[Begin PROVIDED MATERIAL]

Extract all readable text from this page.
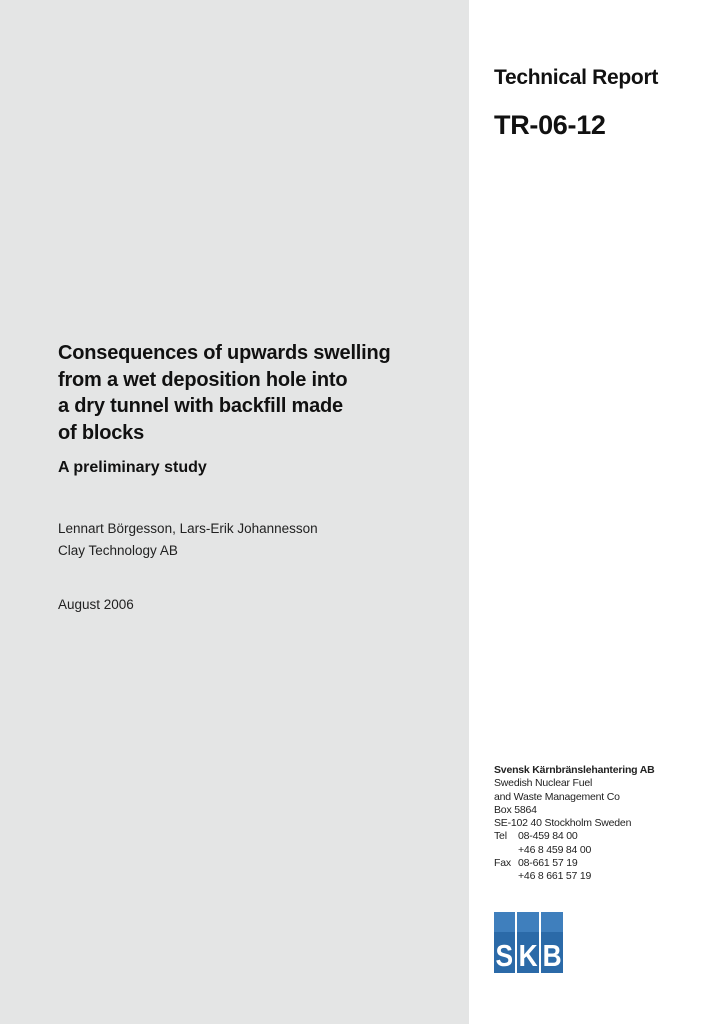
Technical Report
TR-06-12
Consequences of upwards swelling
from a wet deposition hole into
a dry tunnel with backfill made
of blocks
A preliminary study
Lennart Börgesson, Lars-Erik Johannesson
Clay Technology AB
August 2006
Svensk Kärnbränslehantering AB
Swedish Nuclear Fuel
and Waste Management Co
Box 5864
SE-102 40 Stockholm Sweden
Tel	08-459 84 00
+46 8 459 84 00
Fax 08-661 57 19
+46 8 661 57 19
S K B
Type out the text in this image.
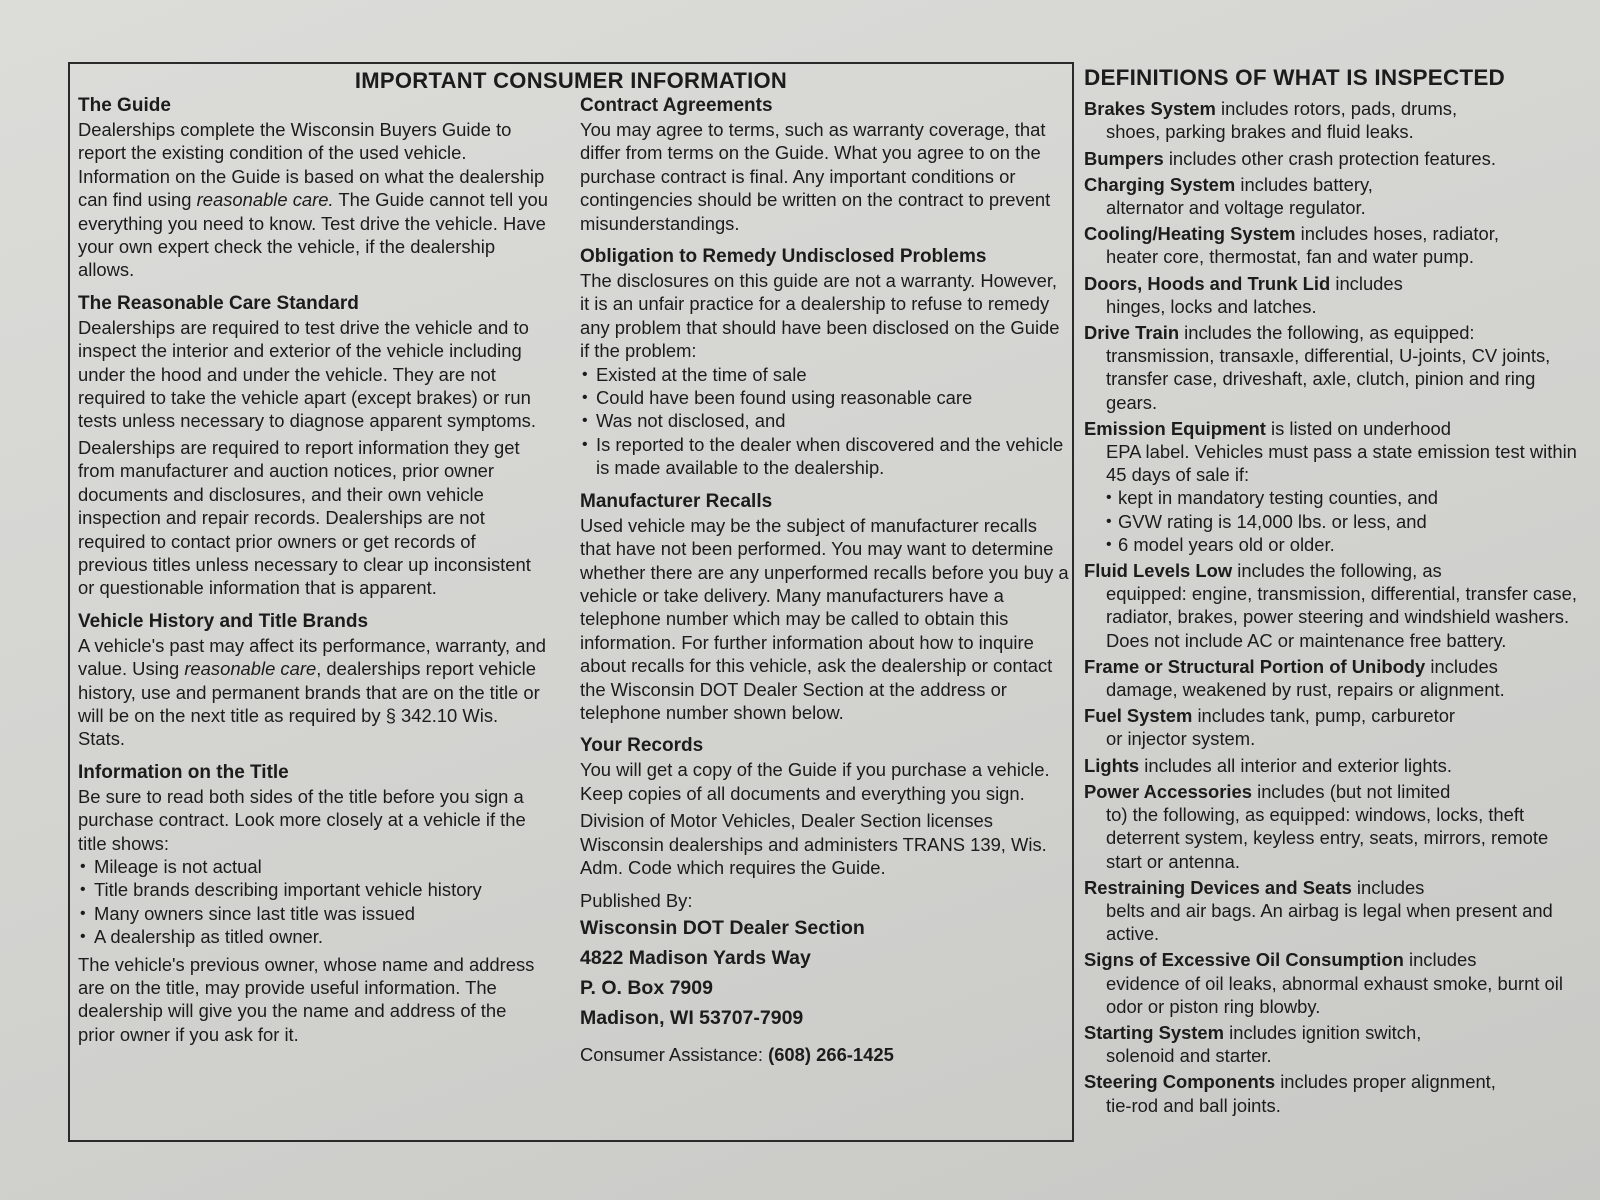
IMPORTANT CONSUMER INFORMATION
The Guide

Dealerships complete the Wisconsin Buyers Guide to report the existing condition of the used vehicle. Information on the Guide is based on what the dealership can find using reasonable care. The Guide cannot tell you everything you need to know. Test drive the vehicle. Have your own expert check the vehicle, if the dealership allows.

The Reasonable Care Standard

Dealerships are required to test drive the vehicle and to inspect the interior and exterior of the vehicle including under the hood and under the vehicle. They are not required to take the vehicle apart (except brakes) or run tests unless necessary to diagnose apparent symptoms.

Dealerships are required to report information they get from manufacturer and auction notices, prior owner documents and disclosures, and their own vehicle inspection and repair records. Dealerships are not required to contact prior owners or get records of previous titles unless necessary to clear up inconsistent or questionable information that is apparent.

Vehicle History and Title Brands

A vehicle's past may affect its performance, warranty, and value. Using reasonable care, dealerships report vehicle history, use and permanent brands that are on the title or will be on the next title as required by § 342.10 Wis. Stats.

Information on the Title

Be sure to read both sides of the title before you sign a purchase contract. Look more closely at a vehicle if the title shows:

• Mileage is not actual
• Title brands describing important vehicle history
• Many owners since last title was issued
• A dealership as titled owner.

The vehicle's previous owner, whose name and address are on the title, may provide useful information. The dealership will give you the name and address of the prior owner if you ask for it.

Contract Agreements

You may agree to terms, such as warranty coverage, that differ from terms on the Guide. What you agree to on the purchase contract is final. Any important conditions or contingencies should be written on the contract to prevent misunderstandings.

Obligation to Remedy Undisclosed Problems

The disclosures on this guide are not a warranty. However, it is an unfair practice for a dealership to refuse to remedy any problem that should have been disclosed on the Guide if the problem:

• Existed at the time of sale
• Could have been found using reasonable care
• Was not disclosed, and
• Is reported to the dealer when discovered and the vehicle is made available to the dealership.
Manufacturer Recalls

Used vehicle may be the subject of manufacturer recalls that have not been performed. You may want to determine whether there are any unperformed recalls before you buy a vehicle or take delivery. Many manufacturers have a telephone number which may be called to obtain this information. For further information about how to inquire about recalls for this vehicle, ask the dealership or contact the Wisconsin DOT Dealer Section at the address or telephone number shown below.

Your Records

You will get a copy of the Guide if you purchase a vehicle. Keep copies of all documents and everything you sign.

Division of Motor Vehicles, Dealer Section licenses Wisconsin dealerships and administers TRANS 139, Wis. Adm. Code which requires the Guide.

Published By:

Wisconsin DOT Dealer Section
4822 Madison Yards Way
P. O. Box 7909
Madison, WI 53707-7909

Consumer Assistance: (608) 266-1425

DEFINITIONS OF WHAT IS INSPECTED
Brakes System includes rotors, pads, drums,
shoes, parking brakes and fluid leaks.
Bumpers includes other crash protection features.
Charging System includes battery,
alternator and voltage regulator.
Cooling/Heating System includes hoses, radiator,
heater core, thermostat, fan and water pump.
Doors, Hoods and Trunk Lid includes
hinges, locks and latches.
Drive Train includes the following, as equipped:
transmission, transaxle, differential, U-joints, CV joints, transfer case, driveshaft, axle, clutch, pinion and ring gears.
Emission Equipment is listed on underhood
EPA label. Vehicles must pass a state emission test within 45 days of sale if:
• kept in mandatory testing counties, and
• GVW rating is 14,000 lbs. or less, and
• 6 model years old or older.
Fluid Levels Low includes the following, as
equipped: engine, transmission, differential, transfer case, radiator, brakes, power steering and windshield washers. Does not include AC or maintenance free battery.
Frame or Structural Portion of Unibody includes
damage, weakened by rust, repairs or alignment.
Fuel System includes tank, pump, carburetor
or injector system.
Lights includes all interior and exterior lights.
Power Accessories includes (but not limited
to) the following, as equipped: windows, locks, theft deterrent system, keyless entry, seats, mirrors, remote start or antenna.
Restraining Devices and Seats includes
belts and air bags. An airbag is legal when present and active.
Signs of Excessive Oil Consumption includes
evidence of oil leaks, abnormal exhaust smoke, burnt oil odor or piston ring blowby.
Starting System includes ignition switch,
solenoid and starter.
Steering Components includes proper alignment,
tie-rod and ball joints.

[End PROVIDED MATERIAL]

• WORK INSTRUCTIONS:
Transcribe every record above exactly as written, leaving out any pictures.

• TASK RESULT:
Extract all readable text from this page.
Technical Report
TR-06-12
Consequences of upwards swelling
from a wet deposition hole into
a dry tunnel with backfill made
of blocks
A preliminary study
Lennart Börgesson, Lars-Erik Johannesson
Clay Technology AB
August 2006
Svensk Kärnbränslehantering AB
Swedish Nuclear Fuel
and Waste Management Co
Box 5864
SE-102 40 Stockholm Sweden
Tel	08-459 84 00
+46 8 459 84 00
Fax 08-661 57 19
+46 8 661 57 19
S K B
Type out the text in this image.
IMPORTANT CONSUMER INFORMATION
The Guide

Dealerships complete the Wisconsin Buyers Guide to report the existing condition of the used vehicle. Information on the Guide is based on what the dealership can find using reasonable care. The Guide cannot tell you everything you need to know. Test drive the vehicle. Have your own expert check the vehicle, if the dealership allows.

The Reasonable Care Standard

Dealerships are required to test drive the vehicle and to inspect the interior and exterior of the vehicle including under the hood and under the vehicle. They are not required to take the vehicle apart (except brakes) or run tests unless necessary to diagnose apparent symptoms.

Dealerships are required to report information they get from manufacturer and auction notices, prior owner documents and disclosures, and their own vehicle inspection and repair records. Dealerships are not required to contact prior owners or get records of previous titles unless necessary to clear up inconsistent or questionable information that is apparent.

Vehicle History and Title Brands

A vehicle's past may affect its performance, warranty, and value. Using reasonable care, dealerships report vehicle history, use and permanent brands that are on the title or will be on the next title as required by § 342.10 Wis. Stats.

Information on the Title

Be sure to read both sides of the title before you sign a purchase contract. Look more closely at a vehicle if the title shows:

• Mileage is not actual
• Title brands describing important vehicle history
• Many owners since last title was issued
• A dealership as titled owner.

The vehicle's previous owner, whose name and address are on the title, may provide useful information. The dealership will give you the name and address of the prior owner if you ask for it.

Contract Agreements

You may agree to terms, such as warranty coverage, that differ from terms on the Guide. What you agree to on the purchase contract is final. Any important conditions or contingencies should be written on the contract to prevent misunderstandings.

Obligation to Remedy Undisclosed Problems

The disclosures on this guide are not a warranty. However, it is an unfair practice for a dealership to refuse to remedy any problem that should have been disclosed on the Guide if the problem:

• Existed at the time of sale
• Could have been found using reasonable care
• Was not disclosed, and
• Is reported to the dealer when discovered and the vehicle is made available to the dealership.
Manufacturer Recalls

Used vehicle may be the subject of manufacturer recalls that have not been performed. You may want to determine whether there are any unperformed recalls before you buy a vehicle or take delivery. Many manufacturers have a telephone number which may be called to obtain this information. For further information about how to inquire about recalls for this vehicle, ask the dealership or contact the Wisconsin DOT Dealer Section at the address or telephone number shown below.

Your Records

You will get a copy of the Guide if you purchase a vehicle. Keep copies of all documents and everything you sign.

Division of Motor Vehicles, Dealer Section licenses Wisconsin dealerships and administers TRANS 139, Wis. Adm. Code which requires the Guide.

Published By:

Wisconsin DOT Dealer Section
4822 Madison Yards Way
P. O. Box 7909
Madison, WI 53707-7909

Consumer Assistance: (608) 266-1425

DEFINITIONS OF WHAT IS INSPECTED
Brakes System includes rotors, pads, drums,
shoes, parking brakes and fluid leaks.
Bumpers includes other crash protection features.
Charging System includes battery,
alternator and voltage regulator.
Cooling/Heating System includes hoses, radiator,
heater core, thermostat, fan and water pump.
Doors, Hoods and Trunk Lid includes
hinges, locks and latches.
Drive Train includes the following, as equipped:
transmission, transaxle, differential, U-joints, CV joints, transfer case, driveshaft, axle, clutch, pinion and ring gears.
Emission Equipment is listed on underhood
EPA label. Vehicles must pass a state emission test within 45 days of sale if:
• kept in mandatory testing counties, and
• GVW rating is 14,000 lbs. or less, and
• 6 model years old or older.
Fluid Levels Low includes the following, as
equipped: engine, transmission, differential, transfer case, radiator, brakes, power steering and windshield washers. Does not include AC or maintenance free battery.
Frame or Structural Portion of Unibody includes
damage, weakened by rust, repairs or alignment.
Fuel System includes tank, pump, carburetor
or injector system.
Lights includes all interior and exterior lights.
Power Accessories includes (but not limited
to) the following, as equipped: windows, locks, theft deterrent system, keyless entry, seats, mirrors, remote start or antenna.
Restraining Devices and Seats includes
belts and air bags. An airbag is legal when present and active.
Signs of Excessive Oil Consumption includes
evidence of oil leaks, abnormal exhaust smoke, burnt oil odor or piston ring blowby.
Starting System includes ignition switch,
solenoid and starter.
Steering Components includes proper alignment,
tie-rod and ball joints.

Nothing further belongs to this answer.